* Task goal *
Give back every line exactly as it appears, pictures excluded.

========

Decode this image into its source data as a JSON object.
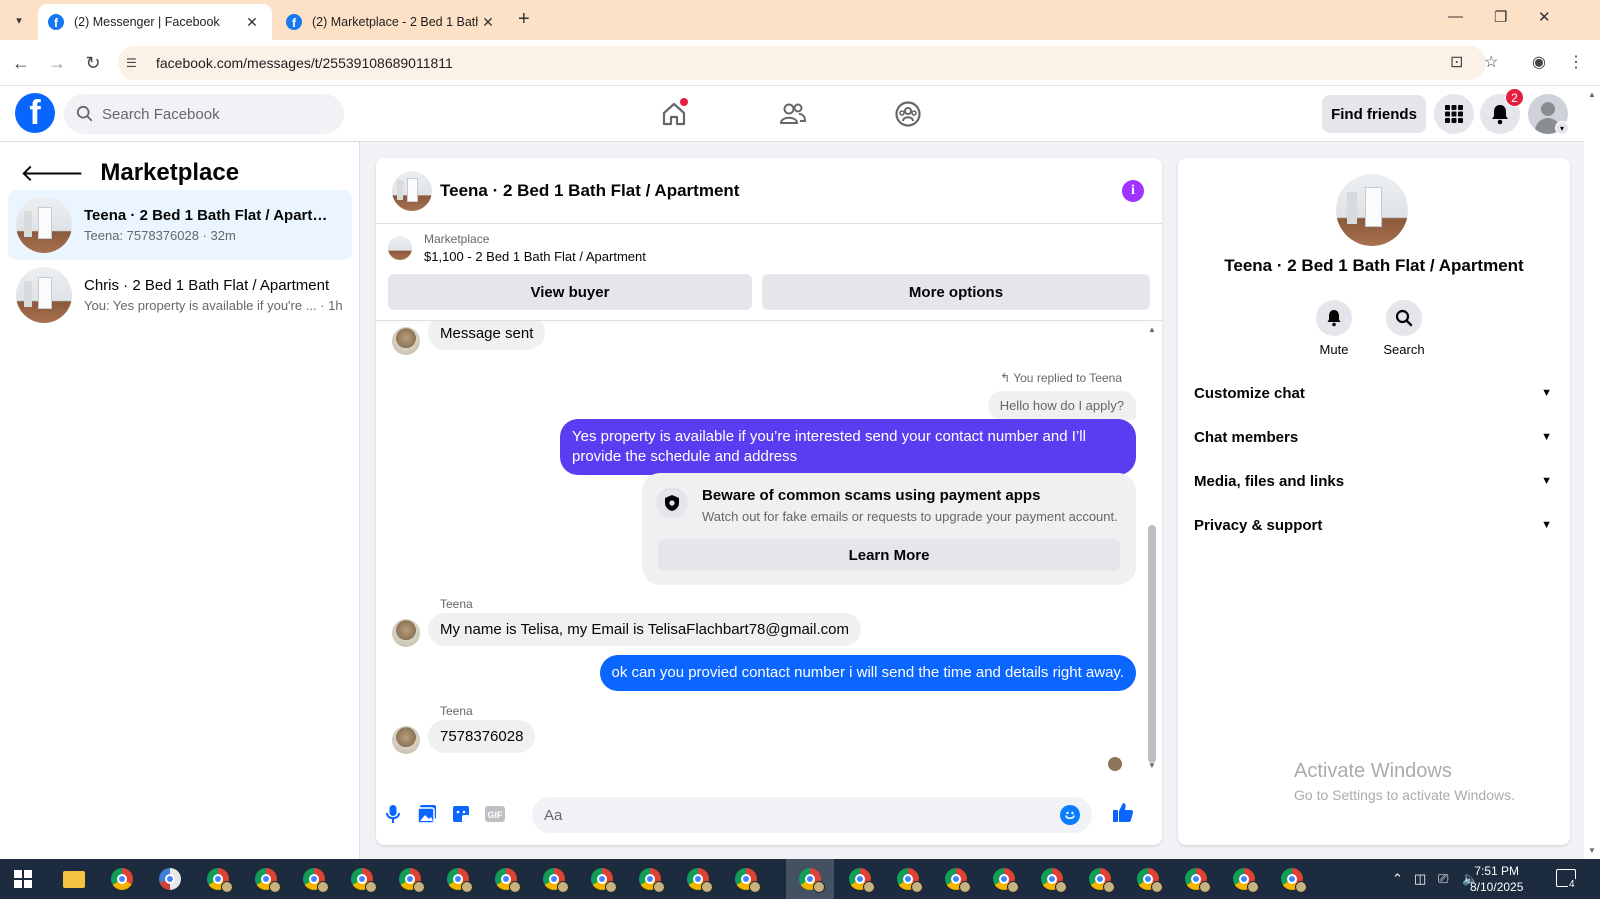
{
  "browser": {
    "tabs": [
      {
        "title": "(2) Messenger | Facebook",
        "active": true
      },
      {
        "title": "(2) Marketplace - 2 Bed 1 Bath F",
        "active": false
      }
    ],
    "url": "facebook.com/messages/t/25539108689011811"
  },
  "fb": {
    "search_placeholder": "Search Facebook",
    "find_friends_label": "Find friends",
    "notification_count": "2"
  },
  "sidebar": {
    "title": "Marketplace",
    "conversations": [
      {
        "name": "Teena · 2 Bed 1 Bath Flat / Apartm...",
        "preview": "Teena: 7578376028 · 32m"
      },
      {
        "name": "Chris · 2 Bed 1 Bath Flat / Apartment",
        "preview": "You: Yes property is available if you're ... · 1h"
      }
    ]
  },
  "chat": {
    "title": "Teena · 2 Bed 1 Bath Flat / Apartment",
    "listing_label": "Marketplace",
    "listing_price": "$1,100 - 2 Bed 1 Bath Flat / Apartment",
    "view_buyer_label": "View buyer",
    "more_options_label": "More options",
    "messages": {
      "message_sent": "Message sent",
      "reply_note": "You replied to Teena",
      "replied_to": "Hello how do I apply?",
      "out_1": "Yes property is  available if you’re interested send your contact number and I’ll provide the schedule and address",
      "scam_title": "Beware of common scams using payment apps",
      "scam_sub": "Watch out for fake emails or requests to upgrade your payment account.",
      "learn_more": "Learn More",
      "sender_1": "Teena",
      "in_1": "My name is Telisa, my Email is TelisaFlachbart78@gmail.com",
      "out_2": "ok can you provied contact number i will send the time and details right away.",
      "sender_2": "Teena",
      "in_2": "7578376028"
    },
    "composer_placeholder": "Aa"
  },
  "right_panel": {
    "name": "Teena · 2 Bed 1 Bath Flat / Apartment",
    "mute_label": "Mute",
    "search_label": "Search",
    "rows": [
      "Customize chat",
      "Chat members",
      "Media, files and links",
      "Privacy & support"
    ],
    "watermark_title": "Activate Windows",
    "watermark_sub": "Go to Settings to activate Windows."
  },
  "taskbar": {
    "time": "7:51 PM",
    "date": "8/10/2025",
    "notification_count": "4"
  },
  "colors": {
    "fb_blue": "#0866ff",
    "outgoing_bubble": "#0a66ff",
    "outgoing_bubble_alt": "#5a3df0",
    "tabstrip": "#fde1c6",
    "taskbar": "#1c2b3d"
  }
}
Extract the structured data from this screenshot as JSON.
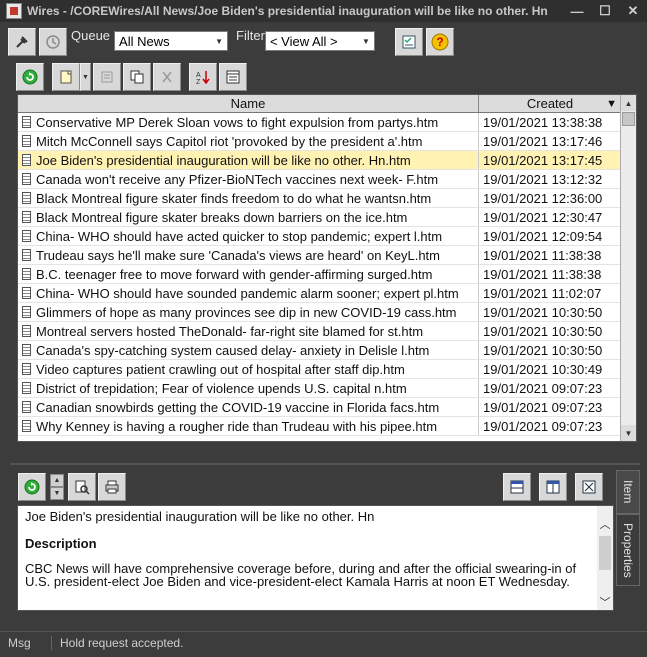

========

* The answer *
Decode this image into its source data as a JSON object.
{
  "browser": {
    "tabs": [
      {
        "title": "(2) Messenger | Facebook",
        "active": true
      },
      {
        "title": "(2) Marketplace - 2 Bed 1 Bath F",
        "active": false
      }
    ],
    "url": "facebook.com/messages/t/25539108689011811"
  },
  "fb": {
    "search_placeholder": "Search Facebook",
    "find_friends_label": "Find friends",
    "notification_count": "2"
  },
  "sidebar": {
    "title": "Marketplace",
    "conversations": [
      {
        "name": "Teena · 2 Bed 1 Bath Flat / Apartm...",
        "preview": "Teena: 7578376028 · 32m"
      },
      {
        "name": "Chris · 2 Bed 1 Bath Flat / Apartment",
        "preview": "You: Yes property is available if you're ... · 1h"
      }
    ]
  },
  "chat": {
    "title": "Teena · 2 Bed 1 Bath Flat / Apartment",
    "listing_label": "Marketplace",
    "listing_price": "$1,100 - 2 Bed 1 Bath Flat / Apartment",
    "view_buyer_label": "View buyer",
    "more_options_label": "More options",
    "messages": {
      "message_sent": "Message sent",
      "reply_note": "You replied to Teena",
      "replied_to": "Hello how do I apply?",
      "out_1": "Yes property is  available if you’re interested send your contact number and I’ll provide the schedule and address",
      "scam_title": "Beware of common scams using payment apps",
      "scam_sub": "Watch out for fake emails or requests to upgrade your payment account.",
      "learn_more": "Learn More",
      "sender_1": "Teena",
      "in_1": "My name is Telisa, my Email is TelisaFlachbart78@gmail.com",
      "out_2": "ok can you provied contact number i will send the time and details right away.",
      "sender_2": "Teena",
      "in_2": "7578376028"
    },
    "composer_placeholder": "Aa"
  },
  "right_panel": {
    "name": "Teena · 2 Bed 1 Bath Flat / Apartment",
    "mute_label": "Mute",
    "search_label": "Search",
    "rows": [
      "Customize chat",
      "Chat members",
      "Media, files and links",
      "Privacy & support"
    ],
    "watermark_title": "Activate Windows",
    "watermark_sub": "Go to Settings to activate Windows."
  },
  "taskbar": {
    "time": "7:51 PM",
    "date": "8/10/2025",
    "notification_count": "4"
  },
  "colors": {
    "fb_blue": "#0866ff",
    "outgoing_bubble": "#0a66ff",
    "outgoing_bubble_alt": "#5a3df0",
    "tabstrip": "#fde1c6",
    "taskbar": "#1c2b3d"
  }
}
Extract the structured data from this screenshot as JSON.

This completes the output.